[Layout element entries]
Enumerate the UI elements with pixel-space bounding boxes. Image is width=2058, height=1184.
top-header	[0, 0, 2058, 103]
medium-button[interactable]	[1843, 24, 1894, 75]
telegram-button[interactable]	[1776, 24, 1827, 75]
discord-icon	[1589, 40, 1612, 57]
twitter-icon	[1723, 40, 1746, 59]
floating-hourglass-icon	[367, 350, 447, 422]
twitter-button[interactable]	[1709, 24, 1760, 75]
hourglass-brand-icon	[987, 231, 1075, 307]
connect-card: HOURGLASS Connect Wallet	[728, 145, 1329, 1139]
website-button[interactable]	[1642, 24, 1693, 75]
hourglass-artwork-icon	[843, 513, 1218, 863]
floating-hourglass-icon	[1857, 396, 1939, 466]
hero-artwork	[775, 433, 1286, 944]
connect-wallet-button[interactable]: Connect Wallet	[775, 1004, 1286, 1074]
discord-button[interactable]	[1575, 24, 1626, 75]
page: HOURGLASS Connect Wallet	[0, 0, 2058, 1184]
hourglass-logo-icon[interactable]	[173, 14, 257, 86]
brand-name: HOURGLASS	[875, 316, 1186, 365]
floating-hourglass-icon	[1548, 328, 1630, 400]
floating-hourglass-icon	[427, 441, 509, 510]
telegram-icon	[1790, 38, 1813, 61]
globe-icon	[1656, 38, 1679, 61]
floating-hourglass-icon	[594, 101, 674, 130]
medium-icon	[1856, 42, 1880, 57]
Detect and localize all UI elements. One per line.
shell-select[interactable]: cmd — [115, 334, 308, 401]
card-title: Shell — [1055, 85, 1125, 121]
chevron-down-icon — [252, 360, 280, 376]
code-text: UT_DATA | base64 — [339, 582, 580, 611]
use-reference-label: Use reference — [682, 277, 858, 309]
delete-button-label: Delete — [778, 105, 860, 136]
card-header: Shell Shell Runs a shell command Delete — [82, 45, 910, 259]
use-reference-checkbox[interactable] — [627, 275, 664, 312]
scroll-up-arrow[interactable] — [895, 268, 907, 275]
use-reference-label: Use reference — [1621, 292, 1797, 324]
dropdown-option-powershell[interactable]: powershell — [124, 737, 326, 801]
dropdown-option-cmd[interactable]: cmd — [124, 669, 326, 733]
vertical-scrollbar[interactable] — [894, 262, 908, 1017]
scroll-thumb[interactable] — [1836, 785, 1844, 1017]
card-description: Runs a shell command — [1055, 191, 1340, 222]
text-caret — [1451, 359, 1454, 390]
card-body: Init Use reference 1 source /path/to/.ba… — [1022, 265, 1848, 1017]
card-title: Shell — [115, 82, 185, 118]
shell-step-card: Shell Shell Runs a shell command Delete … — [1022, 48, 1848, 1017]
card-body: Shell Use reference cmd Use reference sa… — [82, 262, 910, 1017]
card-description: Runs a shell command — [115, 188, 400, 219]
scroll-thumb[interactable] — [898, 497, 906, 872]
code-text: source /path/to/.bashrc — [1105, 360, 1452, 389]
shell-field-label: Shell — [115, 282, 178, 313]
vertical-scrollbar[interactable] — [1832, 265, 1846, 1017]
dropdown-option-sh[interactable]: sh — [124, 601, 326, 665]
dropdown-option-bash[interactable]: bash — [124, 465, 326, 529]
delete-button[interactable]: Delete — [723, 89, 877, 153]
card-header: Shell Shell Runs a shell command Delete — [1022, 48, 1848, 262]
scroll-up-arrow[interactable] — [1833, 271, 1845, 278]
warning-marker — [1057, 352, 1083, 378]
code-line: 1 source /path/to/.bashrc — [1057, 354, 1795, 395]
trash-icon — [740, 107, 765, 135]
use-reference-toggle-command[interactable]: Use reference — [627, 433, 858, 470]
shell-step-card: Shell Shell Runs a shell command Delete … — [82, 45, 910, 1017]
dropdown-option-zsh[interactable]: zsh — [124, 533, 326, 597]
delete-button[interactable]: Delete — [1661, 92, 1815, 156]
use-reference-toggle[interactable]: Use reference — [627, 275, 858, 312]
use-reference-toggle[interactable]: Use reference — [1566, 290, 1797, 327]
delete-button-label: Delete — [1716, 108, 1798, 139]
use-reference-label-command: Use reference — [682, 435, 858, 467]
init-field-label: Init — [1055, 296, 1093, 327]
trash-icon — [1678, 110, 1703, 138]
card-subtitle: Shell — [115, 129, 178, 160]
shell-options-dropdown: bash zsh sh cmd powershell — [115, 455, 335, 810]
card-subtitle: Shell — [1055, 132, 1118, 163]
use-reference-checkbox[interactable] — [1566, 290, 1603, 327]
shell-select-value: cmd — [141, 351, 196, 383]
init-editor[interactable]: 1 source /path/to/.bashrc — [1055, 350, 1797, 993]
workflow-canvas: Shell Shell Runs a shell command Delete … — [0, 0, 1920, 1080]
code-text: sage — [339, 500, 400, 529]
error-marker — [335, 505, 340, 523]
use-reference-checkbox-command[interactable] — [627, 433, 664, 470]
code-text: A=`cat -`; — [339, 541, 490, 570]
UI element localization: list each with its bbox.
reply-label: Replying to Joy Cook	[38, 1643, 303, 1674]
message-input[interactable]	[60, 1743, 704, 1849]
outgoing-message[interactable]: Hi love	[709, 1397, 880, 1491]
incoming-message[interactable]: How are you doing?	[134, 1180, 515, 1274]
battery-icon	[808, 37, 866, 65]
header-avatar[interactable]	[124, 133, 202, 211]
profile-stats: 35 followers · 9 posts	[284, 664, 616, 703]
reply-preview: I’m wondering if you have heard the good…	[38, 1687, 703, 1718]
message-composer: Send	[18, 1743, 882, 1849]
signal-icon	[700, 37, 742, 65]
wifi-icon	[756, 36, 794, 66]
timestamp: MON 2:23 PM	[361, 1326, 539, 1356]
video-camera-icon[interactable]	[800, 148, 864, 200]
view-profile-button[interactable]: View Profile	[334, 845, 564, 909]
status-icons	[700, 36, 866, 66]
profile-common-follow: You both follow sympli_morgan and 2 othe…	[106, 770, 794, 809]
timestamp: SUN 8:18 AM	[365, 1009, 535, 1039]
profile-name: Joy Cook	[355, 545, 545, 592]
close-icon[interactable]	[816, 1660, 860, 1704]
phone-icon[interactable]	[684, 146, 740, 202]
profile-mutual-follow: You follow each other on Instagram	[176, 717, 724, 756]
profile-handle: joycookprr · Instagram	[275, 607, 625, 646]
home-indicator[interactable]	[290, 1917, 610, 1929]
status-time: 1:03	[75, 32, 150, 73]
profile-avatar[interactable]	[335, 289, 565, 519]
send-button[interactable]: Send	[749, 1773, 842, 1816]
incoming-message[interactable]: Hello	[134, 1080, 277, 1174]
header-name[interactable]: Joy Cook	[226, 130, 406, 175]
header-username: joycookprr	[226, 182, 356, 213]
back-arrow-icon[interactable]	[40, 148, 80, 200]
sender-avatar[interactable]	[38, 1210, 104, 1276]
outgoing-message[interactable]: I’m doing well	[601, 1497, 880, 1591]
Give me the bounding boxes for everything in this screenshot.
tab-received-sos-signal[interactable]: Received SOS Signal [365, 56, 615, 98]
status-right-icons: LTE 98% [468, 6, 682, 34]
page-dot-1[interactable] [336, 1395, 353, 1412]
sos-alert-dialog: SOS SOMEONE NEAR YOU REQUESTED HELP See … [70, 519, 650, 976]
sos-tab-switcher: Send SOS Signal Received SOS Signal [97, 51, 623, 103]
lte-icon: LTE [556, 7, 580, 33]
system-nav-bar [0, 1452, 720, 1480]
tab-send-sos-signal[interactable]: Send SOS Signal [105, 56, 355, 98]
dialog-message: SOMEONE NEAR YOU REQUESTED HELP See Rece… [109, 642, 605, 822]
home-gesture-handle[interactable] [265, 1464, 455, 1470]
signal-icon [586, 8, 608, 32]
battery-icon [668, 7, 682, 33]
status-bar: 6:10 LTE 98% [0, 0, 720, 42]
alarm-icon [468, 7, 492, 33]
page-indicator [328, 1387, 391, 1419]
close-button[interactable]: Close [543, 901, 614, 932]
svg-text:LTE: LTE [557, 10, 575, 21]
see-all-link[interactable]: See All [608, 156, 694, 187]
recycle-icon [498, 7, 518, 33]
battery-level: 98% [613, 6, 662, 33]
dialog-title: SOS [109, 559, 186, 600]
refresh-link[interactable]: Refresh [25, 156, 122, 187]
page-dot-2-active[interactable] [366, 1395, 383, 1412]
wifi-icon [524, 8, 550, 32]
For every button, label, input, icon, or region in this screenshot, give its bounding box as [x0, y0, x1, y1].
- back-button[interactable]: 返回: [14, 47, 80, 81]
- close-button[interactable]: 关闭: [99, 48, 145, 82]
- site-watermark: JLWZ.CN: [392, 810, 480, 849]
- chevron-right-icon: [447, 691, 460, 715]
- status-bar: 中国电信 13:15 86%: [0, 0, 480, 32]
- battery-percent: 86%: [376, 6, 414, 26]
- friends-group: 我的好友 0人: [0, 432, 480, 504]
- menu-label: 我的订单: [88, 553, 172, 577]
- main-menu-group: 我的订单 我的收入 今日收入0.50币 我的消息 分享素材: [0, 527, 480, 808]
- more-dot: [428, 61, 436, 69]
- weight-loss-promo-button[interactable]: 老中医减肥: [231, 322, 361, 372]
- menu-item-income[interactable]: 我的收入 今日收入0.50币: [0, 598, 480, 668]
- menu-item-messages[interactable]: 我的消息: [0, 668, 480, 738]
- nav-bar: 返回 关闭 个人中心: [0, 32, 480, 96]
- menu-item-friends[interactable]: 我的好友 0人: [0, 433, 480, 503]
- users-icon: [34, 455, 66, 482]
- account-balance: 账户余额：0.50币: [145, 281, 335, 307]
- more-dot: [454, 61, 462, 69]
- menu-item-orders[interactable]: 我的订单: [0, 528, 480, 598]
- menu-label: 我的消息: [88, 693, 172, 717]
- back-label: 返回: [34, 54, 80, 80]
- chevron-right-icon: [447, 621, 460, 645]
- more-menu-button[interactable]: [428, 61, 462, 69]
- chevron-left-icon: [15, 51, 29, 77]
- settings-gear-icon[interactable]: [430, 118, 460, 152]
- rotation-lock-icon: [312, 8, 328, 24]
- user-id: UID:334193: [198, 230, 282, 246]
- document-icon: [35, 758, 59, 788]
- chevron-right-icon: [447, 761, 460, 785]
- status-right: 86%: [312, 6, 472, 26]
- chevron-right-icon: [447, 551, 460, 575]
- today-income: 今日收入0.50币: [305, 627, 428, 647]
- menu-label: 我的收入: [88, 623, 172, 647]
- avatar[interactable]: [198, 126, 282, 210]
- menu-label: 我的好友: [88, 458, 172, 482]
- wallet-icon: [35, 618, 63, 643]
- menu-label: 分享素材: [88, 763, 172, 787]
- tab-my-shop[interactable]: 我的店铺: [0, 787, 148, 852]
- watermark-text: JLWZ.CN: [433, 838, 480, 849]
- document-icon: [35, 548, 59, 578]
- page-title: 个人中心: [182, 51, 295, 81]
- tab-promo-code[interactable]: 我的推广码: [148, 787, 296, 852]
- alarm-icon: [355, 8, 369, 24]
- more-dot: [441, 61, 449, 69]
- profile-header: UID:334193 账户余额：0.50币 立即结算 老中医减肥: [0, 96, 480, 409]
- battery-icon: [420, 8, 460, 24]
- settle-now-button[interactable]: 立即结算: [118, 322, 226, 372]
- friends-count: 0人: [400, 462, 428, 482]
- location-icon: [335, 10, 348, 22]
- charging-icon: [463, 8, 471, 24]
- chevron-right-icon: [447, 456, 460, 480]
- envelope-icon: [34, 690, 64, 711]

TASK STATEMENT - Return the lines of the records verbatim, from the very first line through the line containing "42, 1880, 57]", with both of those lines included.

SOLUTION FOR THIS TASK -
Enumerate the UI elements with pixel-space bounding boxes. Image is width=2058, height=1184.
top-header	[0, 0, 2058, 103]
medium-button[interactable]	[1843, 24, 1894, 75]
telegram-button[interactable]	[1776, 24, 1827, 75]
discord-icon	[1589, 40, 1612, 57]
twitter-icon	[1723, 40, 1746, 59]
floating-hourglass-icon	[367, 350, 447, 422]
twitter-button[interactable]	[1709, 24, 1760, 75]
hourglass-brand-icon	[987, 231, 1075, 307]
connect-card: HOURGLASS Connect Wallet	[728, 145, 1329, 1139]
website-button[interactable]	[1642, 24, 1693, 75]
hourglass-artwork-icon	[843, 513, 1218, 863]
floating-hourglass-icon	[1857, 396, 1939, 466]
hero-artwork	[775, 433, 1286, 944]
connect-wallet-button[interactable]: Connect Wallet	[775, 1004, 1286, 1074]
discord-button[interactable]	[1575, 24, 1626, 75]
page: HOURGLASS Connect Wallet	[0, 0, 2058, 1184]
hourglass-logo-icon[interactable]	[173, 14, 257, 86]
brand-name: HOURGLASS	[875, 316, 1186, 365]
floating-hourglass-icon	[1548, 328, 1630, 400]
floating-hourglass-icon	[427, 441, 509, 510]
telegram-icon	[1790, 38, 1813, 61]
globe-icon	[1656, 38, 1679, 61]
floating-hourglass-icon	[594, 101, 674, 130]
medium-icon	[1856, 42, 1880, 57]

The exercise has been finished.